### Record list

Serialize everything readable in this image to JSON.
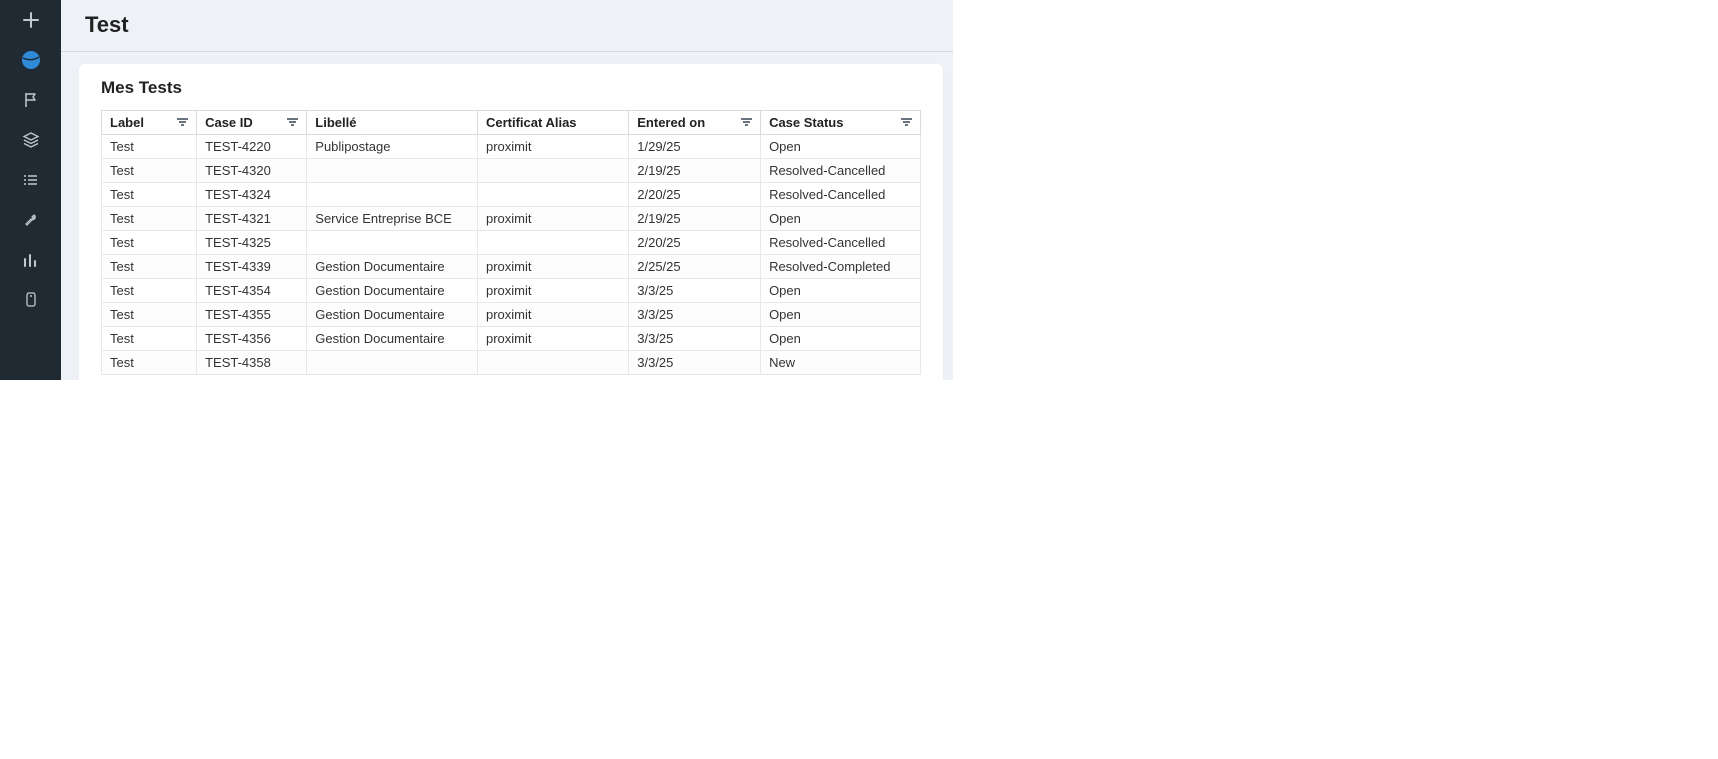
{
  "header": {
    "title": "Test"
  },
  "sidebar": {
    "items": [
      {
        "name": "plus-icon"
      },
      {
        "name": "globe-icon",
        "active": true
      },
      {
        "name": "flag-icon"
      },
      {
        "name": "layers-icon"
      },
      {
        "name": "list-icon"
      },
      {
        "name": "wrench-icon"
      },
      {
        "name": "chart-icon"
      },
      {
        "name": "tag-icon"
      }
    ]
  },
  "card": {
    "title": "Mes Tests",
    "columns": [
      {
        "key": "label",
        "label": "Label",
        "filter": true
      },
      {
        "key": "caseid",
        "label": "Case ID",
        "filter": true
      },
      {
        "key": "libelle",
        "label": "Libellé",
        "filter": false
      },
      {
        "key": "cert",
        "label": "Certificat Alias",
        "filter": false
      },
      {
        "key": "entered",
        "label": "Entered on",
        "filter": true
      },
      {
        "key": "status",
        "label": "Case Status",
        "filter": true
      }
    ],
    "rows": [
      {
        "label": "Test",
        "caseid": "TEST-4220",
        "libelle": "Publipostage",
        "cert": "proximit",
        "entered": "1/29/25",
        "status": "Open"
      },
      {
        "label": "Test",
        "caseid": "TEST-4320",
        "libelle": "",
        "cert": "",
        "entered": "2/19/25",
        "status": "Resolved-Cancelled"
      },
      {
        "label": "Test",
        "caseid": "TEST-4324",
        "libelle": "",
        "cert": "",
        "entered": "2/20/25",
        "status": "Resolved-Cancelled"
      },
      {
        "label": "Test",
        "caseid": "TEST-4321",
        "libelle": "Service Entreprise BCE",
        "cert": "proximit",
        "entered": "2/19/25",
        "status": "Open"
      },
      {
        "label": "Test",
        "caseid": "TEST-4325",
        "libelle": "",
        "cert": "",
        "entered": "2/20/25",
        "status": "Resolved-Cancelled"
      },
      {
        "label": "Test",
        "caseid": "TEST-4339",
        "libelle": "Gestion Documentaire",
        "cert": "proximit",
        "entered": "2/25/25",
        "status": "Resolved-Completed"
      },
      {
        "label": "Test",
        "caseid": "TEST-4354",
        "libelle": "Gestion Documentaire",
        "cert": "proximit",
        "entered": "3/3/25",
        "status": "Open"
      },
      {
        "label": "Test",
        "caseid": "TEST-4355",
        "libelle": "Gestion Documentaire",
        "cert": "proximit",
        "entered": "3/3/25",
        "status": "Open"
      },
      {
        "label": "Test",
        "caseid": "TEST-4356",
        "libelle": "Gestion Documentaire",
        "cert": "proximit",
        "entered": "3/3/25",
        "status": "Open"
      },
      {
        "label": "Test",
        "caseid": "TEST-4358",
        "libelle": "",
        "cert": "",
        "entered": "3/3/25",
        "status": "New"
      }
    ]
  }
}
==
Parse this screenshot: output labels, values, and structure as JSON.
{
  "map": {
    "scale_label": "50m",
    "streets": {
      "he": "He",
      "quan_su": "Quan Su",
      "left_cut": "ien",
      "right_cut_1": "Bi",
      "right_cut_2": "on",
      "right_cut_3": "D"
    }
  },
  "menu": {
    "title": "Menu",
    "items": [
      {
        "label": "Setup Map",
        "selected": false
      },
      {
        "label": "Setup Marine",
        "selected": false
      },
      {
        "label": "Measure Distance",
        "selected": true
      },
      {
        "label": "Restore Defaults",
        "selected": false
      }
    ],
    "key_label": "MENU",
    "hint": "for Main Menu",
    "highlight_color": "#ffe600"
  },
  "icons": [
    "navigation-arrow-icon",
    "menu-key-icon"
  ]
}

### Exercise task
State, as a bare number, how many lines of the listing hold the word "this".

### The solution
2